(Records from a data source)
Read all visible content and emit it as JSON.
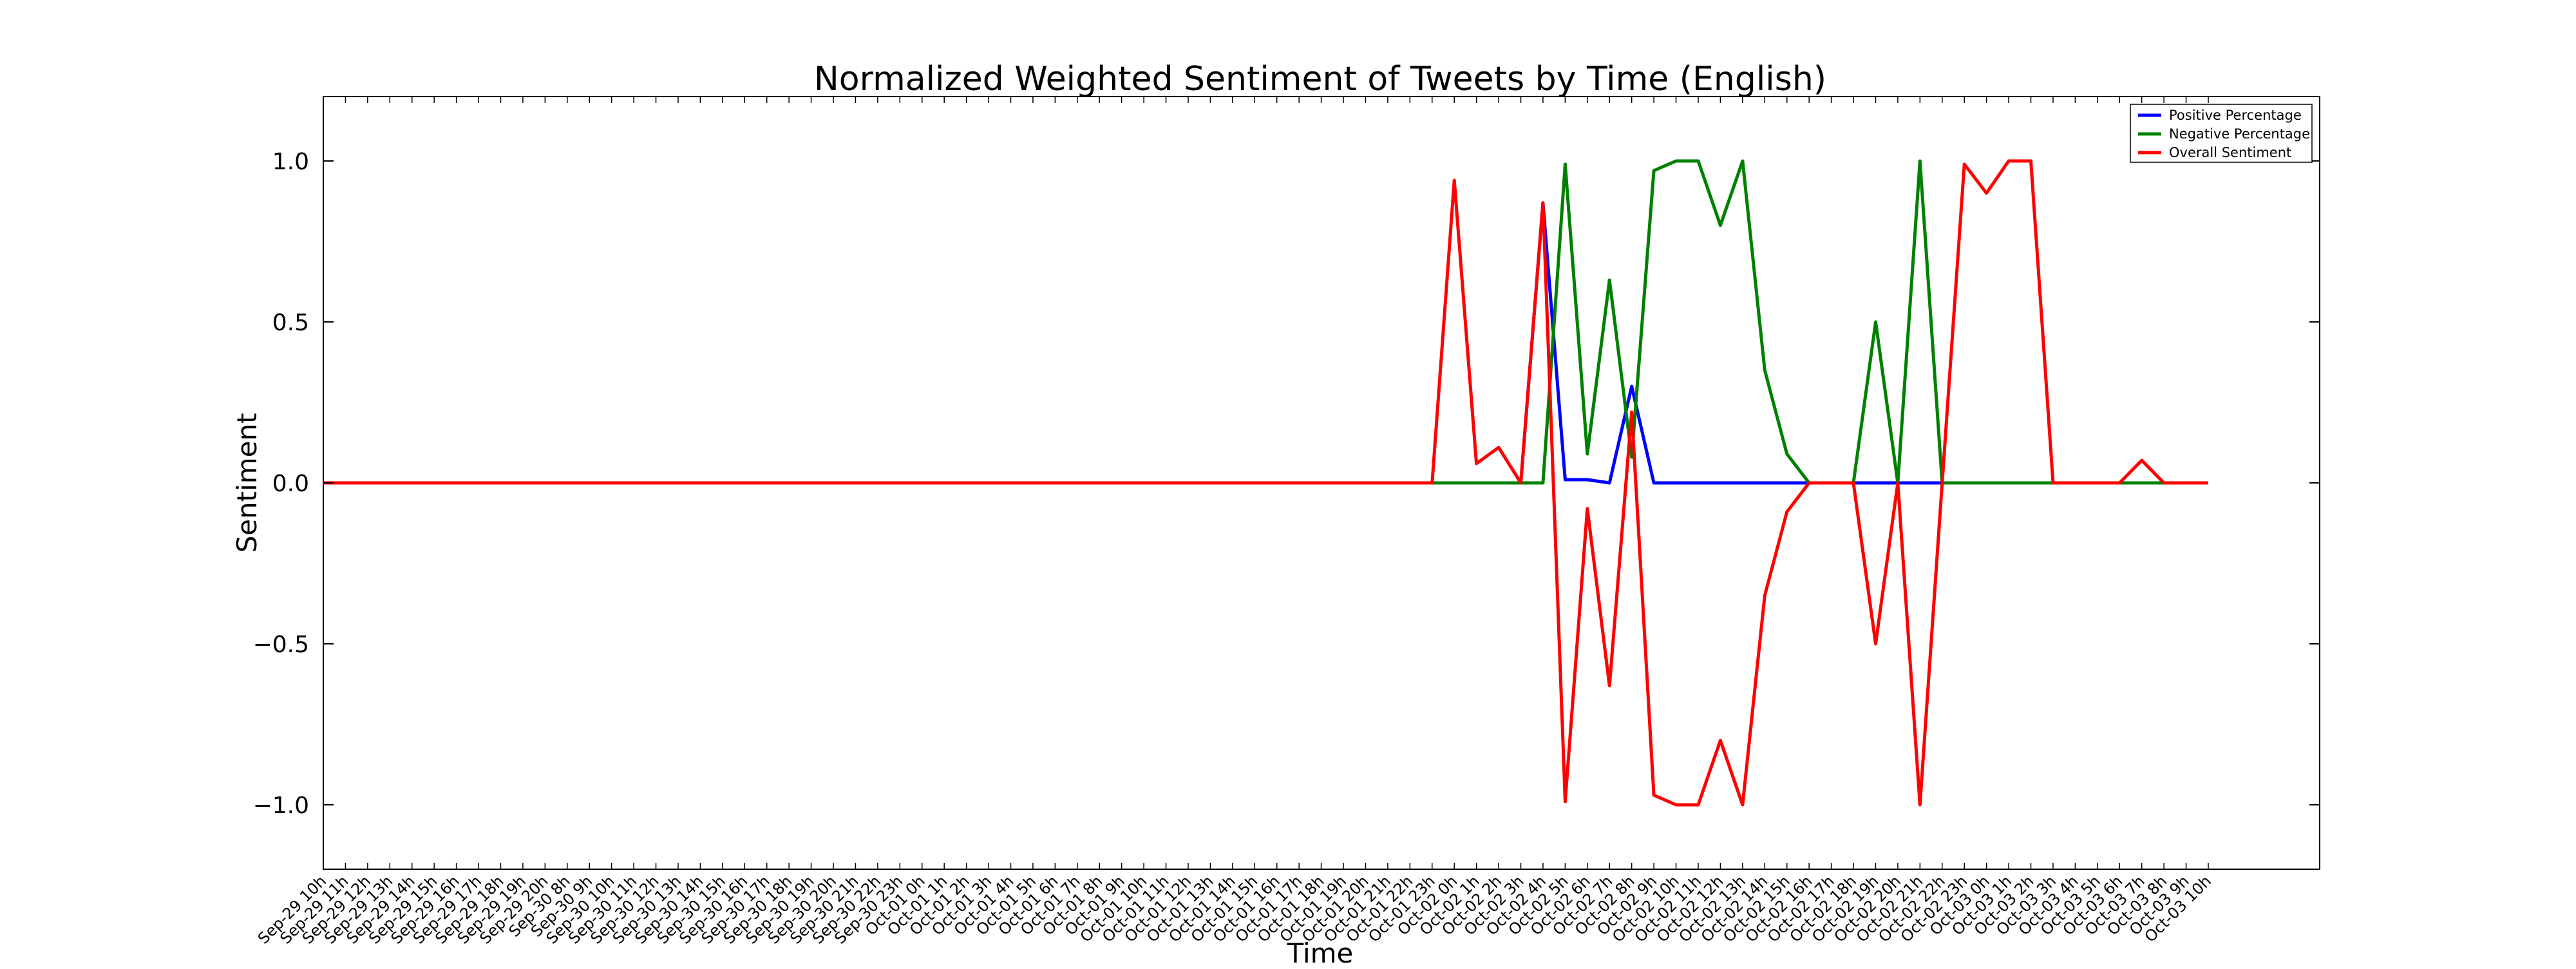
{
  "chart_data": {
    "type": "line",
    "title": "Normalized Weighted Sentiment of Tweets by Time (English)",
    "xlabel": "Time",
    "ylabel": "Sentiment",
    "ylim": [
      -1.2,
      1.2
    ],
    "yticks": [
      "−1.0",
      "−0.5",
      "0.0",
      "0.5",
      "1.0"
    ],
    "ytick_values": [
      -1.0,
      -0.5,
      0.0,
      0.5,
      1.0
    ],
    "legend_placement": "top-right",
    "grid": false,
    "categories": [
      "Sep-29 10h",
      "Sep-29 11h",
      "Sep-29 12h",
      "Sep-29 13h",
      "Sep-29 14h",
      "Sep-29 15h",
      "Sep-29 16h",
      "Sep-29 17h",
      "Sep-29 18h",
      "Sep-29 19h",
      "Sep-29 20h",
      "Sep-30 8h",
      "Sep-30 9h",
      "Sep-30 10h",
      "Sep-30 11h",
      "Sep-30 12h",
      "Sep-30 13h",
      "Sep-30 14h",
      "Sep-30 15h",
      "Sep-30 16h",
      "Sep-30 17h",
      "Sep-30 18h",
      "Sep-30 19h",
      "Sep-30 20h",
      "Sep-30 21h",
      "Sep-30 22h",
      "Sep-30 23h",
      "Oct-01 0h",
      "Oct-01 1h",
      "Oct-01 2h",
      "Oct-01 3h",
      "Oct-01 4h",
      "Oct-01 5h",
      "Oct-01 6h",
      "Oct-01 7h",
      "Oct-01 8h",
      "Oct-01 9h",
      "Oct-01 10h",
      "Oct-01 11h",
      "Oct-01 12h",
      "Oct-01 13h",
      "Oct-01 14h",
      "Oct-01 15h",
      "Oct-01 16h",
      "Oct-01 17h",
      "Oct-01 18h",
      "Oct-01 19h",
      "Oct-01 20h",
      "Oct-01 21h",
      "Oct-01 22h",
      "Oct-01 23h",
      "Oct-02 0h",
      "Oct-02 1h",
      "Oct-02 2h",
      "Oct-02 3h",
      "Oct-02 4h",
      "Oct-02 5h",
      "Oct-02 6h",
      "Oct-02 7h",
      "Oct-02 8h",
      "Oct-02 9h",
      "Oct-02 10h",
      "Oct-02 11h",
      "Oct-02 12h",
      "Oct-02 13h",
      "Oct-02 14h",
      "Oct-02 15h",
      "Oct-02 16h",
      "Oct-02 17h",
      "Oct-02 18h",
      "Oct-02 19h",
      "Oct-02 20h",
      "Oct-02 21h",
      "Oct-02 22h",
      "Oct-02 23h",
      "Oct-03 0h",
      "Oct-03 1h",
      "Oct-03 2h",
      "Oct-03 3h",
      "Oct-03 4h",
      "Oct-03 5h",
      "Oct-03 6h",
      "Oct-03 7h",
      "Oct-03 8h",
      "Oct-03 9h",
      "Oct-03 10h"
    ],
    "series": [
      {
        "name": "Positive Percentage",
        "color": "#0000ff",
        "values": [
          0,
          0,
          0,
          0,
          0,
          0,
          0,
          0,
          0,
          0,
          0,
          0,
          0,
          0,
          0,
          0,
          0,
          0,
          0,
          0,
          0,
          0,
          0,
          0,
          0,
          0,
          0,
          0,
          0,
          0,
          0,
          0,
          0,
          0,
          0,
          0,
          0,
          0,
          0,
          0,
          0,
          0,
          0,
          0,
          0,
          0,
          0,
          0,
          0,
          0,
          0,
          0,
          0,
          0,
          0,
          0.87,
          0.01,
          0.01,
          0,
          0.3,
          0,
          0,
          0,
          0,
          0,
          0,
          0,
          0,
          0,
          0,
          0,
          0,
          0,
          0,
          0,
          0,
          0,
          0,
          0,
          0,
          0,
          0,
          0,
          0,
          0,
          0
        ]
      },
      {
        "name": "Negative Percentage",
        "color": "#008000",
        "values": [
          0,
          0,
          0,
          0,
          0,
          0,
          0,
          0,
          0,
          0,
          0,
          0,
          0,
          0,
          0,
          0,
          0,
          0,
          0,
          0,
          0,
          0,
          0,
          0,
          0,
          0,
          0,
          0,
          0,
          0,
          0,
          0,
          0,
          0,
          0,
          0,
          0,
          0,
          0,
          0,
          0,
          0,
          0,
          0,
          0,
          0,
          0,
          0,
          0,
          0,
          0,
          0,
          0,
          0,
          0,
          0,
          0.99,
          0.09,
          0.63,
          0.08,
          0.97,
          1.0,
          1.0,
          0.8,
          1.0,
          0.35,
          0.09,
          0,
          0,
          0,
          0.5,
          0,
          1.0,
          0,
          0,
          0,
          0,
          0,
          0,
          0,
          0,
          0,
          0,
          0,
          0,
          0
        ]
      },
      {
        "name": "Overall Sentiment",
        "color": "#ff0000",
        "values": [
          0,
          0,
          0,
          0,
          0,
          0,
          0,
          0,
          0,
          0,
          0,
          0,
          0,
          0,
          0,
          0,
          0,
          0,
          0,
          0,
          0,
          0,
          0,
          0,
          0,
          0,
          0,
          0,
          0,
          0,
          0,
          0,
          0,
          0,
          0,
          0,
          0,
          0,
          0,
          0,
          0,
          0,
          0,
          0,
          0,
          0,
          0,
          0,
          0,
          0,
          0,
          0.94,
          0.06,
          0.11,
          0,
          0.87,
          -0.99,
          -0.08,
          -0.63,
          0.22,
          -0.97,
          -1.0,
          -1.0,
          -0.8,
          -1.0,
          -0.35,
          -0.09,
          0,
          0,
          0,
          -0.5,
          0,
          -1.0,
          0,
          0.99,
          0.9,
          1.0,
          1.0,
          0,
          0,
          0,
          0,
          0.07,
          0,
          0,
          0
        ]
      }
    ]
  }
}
--
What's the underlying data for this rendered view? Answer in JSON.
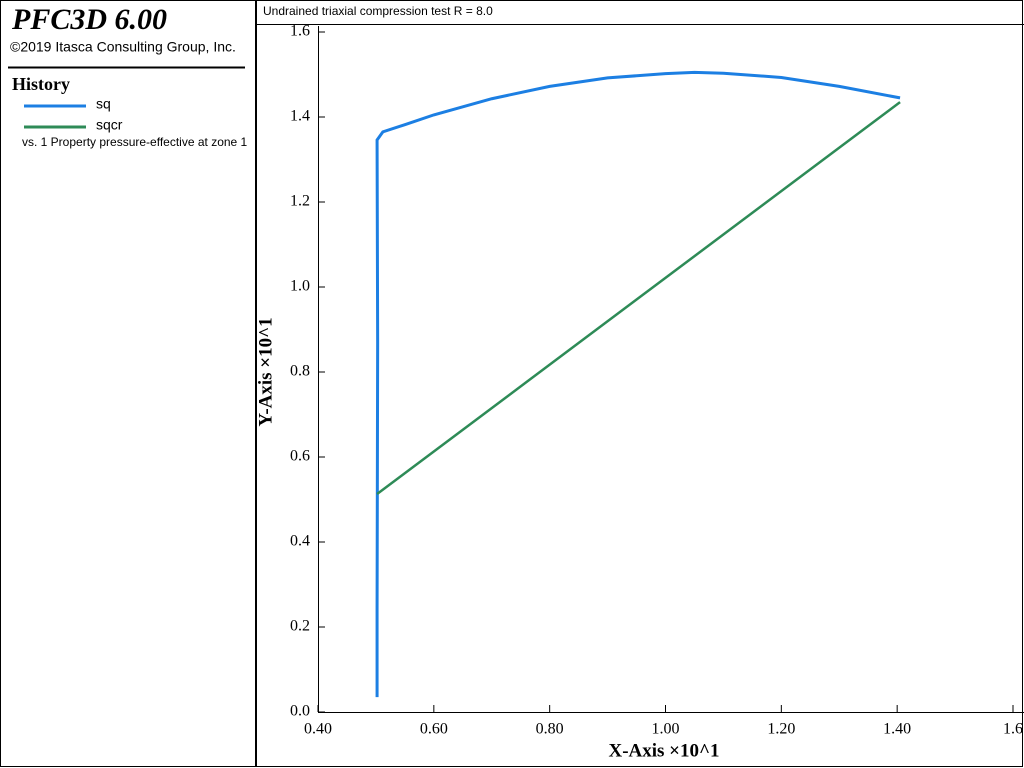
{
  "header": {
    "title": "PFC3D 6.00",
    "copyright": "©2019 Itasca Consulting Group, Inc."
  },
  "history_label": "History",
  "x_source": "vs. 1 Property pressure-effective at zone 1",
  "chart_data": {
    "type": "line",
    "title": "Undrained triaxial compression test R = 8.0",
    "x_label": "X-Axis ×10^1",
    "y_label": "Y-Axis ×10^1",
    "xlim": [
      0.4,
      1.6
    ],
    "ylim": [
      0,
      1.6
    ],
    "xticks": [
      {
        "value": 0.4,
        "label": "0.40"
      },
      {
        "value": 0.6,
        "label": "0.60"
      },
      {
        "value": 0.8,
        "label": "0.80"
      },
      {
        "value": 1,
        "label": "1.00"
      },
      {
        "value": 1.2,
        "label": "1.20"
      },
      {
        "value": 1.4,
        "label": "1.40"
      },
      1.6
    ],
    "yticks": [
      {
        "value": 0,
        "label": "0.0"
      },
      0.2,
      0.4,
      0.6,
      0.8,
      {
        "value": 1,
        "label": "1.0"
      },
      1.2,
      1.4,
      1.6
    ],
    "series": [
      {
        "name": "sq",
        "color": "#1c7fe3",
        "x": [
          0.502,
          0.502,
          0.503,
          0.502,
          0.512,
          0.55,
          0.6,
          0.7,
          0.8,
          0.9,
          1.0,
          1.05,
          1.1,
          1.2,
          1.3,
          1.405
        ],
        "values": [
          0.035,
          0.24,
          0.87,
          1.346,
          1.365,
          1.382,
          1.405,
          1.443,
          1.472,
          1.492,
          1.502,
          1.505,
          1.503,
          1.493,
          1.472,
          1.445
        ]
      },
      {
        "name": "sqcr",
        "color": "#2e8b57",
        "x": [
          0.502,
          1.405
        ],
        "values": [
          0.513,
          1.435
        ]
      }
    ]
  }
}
---
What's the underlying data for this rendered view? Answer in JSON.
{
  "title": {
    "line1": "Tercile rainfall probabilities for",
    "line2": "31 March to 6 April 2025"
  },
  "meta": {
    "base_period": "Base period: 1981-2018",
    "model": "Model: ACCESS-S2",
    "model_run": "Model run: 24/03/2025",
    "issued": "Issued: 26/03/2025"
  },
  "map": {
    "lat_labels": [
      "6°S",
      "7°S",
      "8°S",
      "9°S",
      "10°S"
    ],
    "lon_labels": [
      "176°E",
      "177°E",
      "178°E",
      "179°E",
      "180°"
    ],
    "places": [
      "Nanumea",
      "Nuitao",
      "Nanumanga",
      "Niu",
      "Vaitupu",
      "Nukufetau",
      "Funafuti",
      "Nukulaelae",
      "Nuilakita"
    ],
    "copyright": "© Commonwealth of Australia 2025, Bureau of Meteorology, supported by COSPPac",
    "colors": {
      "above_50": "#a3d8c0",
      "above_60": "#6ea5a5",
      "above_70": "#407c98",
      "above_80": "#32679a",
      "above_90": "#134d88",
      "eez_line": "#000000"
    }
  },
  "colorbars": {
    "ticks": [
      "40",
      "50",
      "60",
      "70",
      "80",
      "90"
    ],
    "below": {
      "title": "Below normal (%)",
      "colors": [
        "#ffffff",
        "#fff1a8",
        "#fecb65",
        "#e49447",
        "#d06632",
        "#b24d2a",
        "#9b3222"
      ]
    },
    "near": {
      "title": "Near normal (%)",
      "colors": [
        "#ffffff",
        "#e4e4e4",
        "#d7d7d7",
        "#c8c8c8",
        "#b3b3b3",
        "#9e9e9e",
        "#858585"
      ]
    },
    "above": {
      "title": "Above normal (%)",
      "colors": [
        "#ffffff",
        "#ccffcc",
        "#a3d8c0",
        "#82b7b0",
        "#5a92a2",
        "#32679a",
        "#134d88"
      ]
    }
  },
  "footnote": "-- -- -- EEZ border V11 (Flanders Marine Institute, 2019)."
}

Set exercise
Pull out every line above that holds the word "Model".

Correct response
    "model": "Model: ACCESS-S2",
    "model_run": "Model run: 24/03/2025",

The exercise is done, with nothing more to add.